__WHAT THE TASK ASKS__. Scan the listing and work out how many lines contain the word "that". Nothing but the number should be given.

[Saved entries]
[BEGIN]
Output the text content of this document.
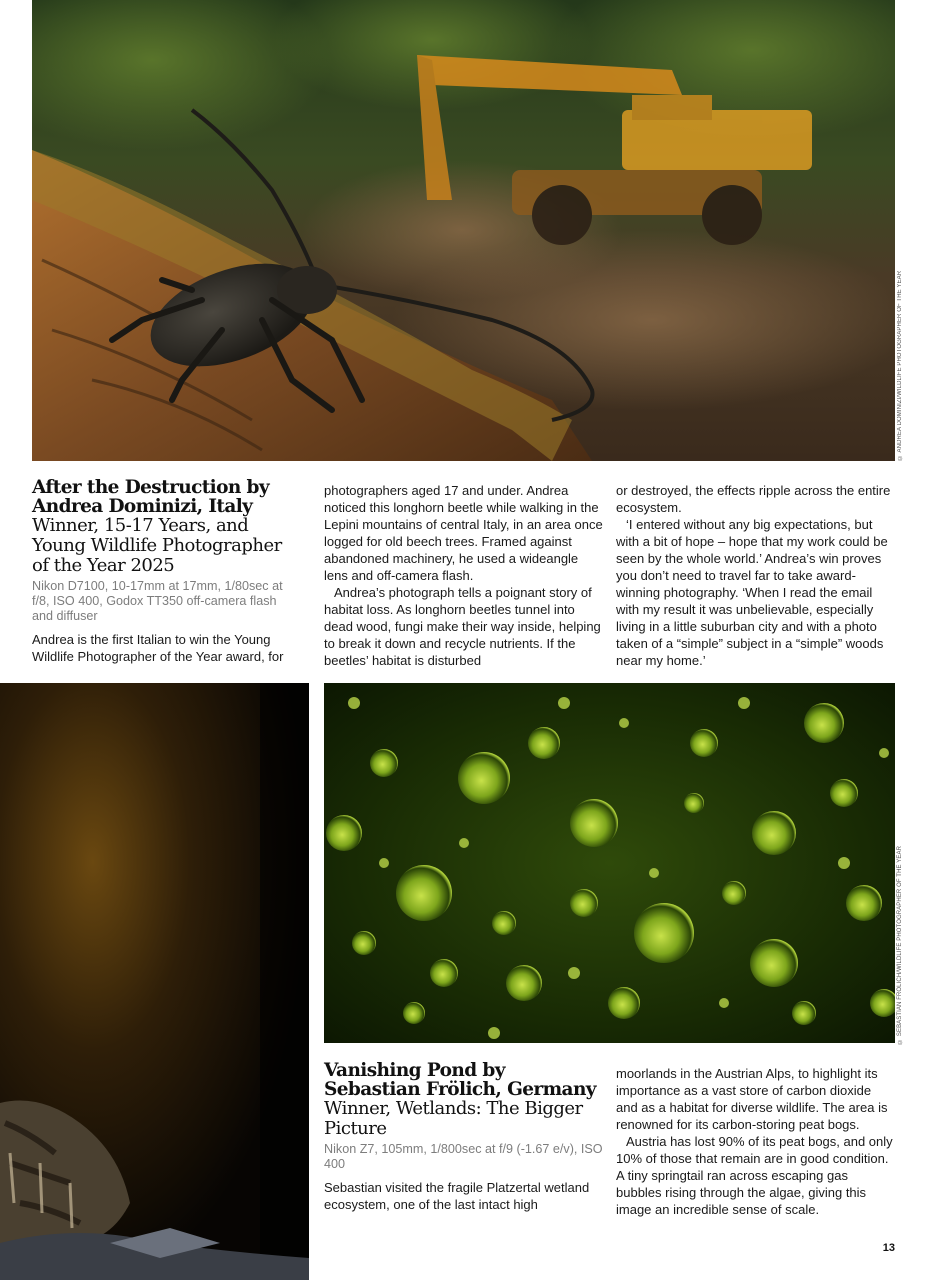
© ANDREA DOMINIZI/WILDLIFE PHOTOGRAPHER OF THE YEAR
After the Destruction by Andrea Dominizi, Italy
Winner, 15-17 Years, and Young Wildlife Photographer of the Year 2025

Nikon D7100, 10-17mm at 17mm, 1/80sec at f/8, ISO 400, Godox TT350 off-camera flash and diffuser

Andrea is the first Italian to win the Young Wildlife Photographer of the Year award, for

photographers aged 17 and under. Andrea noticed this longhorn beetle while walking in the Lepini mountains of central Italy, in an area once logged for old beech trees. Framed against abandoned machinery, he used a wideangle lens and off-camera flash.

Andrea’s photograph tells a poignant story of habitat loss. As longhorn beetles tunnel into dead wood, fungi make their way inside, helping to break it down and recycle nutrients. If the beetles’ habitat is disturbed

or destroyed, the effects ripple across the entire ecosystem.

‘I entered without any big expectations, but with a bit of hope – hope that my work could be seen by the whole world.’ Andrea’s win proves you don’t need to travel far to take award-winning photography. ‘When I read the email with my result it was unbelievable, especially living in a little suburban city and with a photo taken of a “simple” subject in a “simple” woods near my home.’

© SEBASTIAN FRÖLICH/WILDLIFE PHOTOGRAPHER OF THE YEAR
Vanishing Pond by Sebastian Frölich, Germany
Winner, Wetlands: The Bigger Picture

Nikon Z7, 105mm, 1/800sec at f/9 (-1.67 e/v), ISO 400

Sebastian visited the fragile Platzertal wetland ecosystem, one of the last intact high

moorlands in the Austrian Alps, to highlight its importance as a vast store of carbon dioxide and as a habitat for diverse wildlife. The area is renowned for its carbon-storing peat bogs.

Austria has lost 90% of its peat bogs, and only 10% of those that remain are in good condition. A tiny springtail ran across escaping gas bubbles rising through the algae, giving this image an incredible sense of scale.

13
[END]
[BEGIN]
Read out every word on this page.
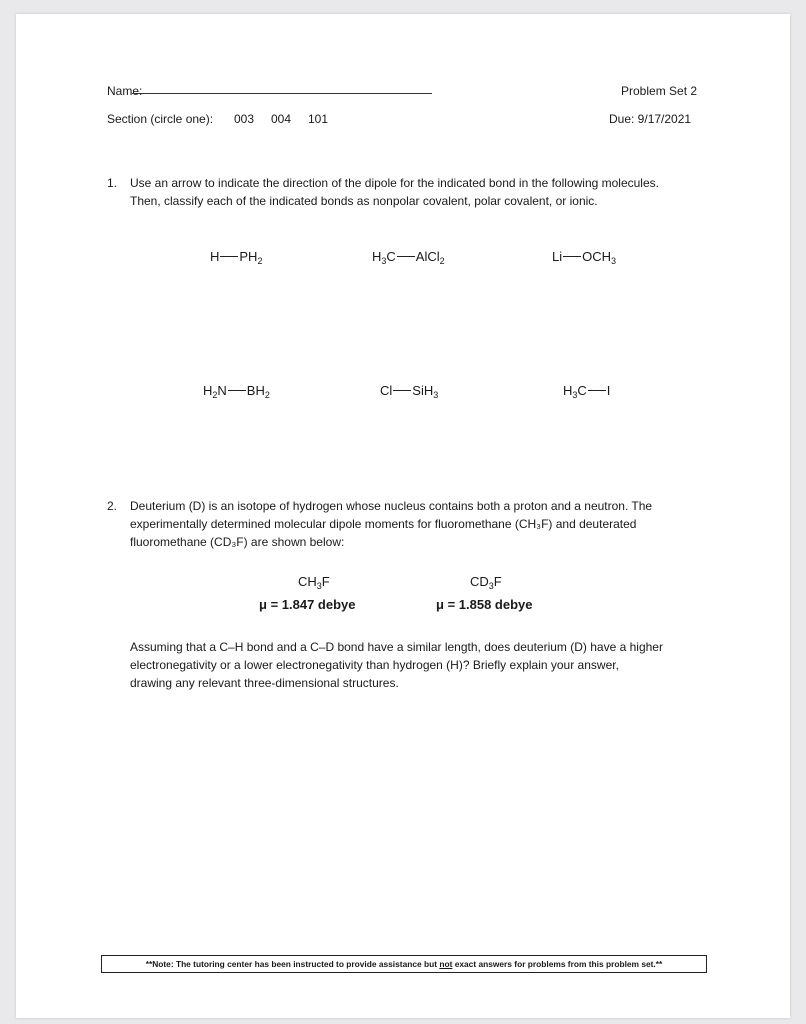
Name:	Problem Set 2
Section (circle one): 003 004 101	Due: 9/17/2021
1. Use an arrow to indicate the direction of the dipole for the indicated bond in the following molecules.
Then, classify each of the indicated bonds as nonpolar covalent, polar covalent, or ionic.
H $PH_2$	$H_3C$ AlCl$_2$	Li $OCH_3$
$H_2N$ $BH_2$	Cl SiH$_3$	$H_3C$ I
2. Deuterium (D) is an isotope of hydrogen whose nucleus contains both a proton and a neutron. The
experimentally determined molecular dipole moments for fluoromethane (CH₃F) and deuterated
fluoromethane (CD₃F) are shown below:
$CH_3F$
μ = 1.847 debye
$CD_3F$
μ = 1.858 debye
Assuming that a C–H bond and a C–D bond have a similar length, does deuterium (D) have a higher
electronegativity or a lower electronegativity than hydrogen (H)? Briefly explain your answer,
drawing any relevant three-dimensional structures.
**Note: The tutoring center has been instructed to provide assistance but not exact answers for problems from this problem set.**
[END]
__TASK RESULT__. 3